- [Job]: Repeat all of the data precisely.

- [Supplied records]:
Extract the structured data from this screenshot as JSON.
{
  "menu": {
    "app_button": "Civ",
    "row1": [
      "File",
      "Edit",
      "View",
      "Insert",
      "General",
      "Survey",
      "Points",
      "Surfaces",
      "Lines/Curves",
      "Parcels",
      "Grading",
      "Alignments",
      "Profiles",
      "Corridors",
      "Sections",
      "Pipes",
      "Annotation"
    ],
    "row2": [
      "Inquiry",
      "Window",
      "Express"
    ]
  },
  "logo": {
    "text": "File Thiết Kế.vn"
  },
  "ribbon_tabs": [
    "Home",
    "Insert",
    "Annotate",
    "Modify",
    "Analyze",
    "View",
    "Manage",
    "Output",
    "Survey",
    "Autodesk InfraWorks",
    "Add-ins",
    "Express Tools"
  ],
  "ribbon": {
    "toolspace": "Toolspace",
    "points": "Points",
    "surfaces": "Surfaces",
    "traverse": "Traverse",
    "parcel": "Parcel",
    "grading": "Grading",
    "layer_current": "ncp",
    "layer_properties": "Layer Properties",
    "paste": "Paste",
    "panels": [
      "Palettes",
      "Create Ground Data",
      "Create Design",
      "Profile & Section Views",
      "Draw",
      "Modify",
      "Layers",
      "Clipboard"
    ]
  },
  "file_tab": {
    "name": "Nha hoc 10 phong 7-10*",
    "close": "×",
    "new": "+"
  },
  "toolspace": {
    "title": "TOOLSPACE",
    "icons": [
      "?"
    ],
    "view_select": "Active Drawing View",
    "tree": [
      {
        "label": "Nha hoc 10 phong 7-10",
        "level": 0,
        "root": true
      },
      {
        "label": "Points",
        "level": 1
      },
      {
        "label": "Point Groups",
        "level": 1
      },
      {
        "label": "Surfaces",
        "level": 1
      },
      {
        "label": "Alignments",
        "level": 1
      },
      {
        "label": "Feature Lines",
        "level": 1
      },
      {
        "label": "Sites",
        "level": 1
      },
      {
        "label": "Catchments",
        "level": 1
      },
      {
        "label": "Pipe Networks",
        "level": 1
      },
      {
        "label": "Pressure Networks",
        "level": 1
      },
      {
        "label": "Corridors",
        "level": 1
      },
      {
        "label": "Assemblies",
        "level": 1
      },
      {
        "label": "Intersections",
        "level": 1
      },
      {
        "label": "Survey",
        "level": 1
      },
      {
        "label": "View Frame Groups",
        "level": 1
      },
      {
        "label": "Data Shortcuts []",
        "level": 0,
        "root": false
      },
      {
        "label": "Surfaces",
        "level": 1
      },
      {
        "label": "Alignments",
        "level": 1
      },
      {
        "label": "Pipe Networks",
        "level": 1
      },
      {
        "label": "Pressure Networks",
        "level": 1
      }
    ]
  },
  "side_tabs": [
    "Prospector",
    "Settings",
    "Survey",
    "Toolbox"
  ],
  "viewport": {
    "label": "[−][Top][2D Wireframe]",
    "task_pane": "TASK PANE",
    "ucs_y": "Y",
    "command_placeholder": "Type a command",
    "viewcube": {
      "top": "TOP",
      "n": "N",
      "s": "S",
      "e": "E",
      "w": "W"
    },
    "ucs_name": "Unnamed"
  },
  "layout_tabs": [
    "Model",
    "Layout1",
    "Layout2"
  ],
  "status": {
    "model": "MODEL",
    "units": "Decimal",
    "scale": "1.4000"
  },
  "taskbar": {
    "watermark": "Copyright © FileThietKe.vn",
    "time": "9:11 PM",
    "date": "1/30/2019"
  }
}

- [Worked solution]:
Extract the structured data from this screenshot as JSON.
{
  "menu": {
    "app_button": "Civ",
    "row1": [
      "File",
      "Edit",
      "View",
      "Insert",
      "General",
      "Survey",
      "Points",
      "Surfaces",
      "Lines/Curves",
      "Parcels",
      "Grading",
      "Alignments",
      "Profiles",
      "Corridors",
      "Sections",
      "Pipes",
      "Annotation"
    ],
    "row2": [
      "Inquiry",
      "Window",
      "Express"
    ]
  },
  "logo": {
    "text": "File Thiết Kế.vn"
  },
  "ribbon_tabs": [
    "Home",
    "Insert",
    "Annotate",
    "Modify",
    "Analyze",
    "View",
    "Manage",
    "Output",
    "Survey",
    "Autodesk InfraWorks",
    "Add-ins",
    "Express Tools"
  ],
  "ribbon": {
    "toolspace": "Toolspace",
    "points": "Points",
    "surfaces": "Surfaces",
    "traverse": "Traverse",
    "parcel": "Parcel",
    "grading": "Grading",
    "layer_current": "ncp",
    "layer_properties": "Layer Properties",
    "paste": "Paste",
    "panels": [
      "Palettes",
      "Create Ground Data",
      "Create Design",
      "Profile & Section Views",
      "Draw",
      "Modify",
      "Layers",
      "Clipboard"
    ]
  },
  "file_tab": {
    "name": "Nha hoc 10 phong 7-10*",
    "close": "×",
    "new": "+"
  },
  "toolspace": {
    "title": "TOOLSPACE",
    "icons": [
      "?"
    ],
    "view_select": "Active Drawing View",
    "tree": [
      {
        "label": "Nha hoc 10 phong 7-10",
        "level": 0,
        "root": true
      },
      {
        "label": "Points",
        "level": 1
      },
      {
        "label": "Point Groups",
        "level": 1
      },
      {
        "label": "Surfaces",
        "level": 1
      },
      {
        "label": "Alignments",
        "level": 1
      },
      {
        "label": "Feature Lines",
        "level": 1
      },
      {
        "label": "Sites",
        "level": 1
      },
      {
        "label": "Catchments",
        "level": 1
      },
      {
        "label": "Pipe Networks",
        "level": 1
      },
      {
        "label": "Pressure Networks",
        "level": 1
      },
      {
        "label": "Corridors",
        "level": 1
      },
      {
        "label": "Assemblies",
        "level": 1
      },
      {
        "label": "Intersections",
        "level": 1
      },
      {
        "label": "Survey",
        "level": 1
      },
      {
        "label": "View Frame Groups",
        "level": 1
      },
      {
        "label": "Data Shortcuts []",
        "level": 0,
        "root": false
      },
      {
        "label": "Surfaces",
        "level": 1
      },
      {
        "label": "Alignments",
        "level": 1
      },
      {
        "label": "Pipe Networks",
        "level": 1
      },
      {
        "label": "Pressure Networks",
        "level": 1
      }
    ]
  },
  "side_tabs": [
    "Prospector",
    "Settings",
    "Survey",
    "Toolbox"
  ],
  "viewport": {
    "label": "[−][Top][2D Wireframe]",
    "task_pane": "TASK PANE",
    "ucs_y": "Y",
    "command_placeholder": "Type a command",
    "viewcube": {
      "top": "TOP",
      "n": "N",
      "s": "S",
      "e": "E",
      "w": "W"
    },
    "ucs_name": "Unnamed"
  },
  "layout_tabs": [
    "Model",
    "Layout1",
    "Layout2"
  ],
  "status": {
    "model": "MODEL",
    "units": "Decimal",
    "scale": "1.4000"
  },
  "taskbar": {
    "watermark": "Copyright © FileThietKe.vn",
    "time": "9:11 PM",
    "date": "1/30/2019"
  }
}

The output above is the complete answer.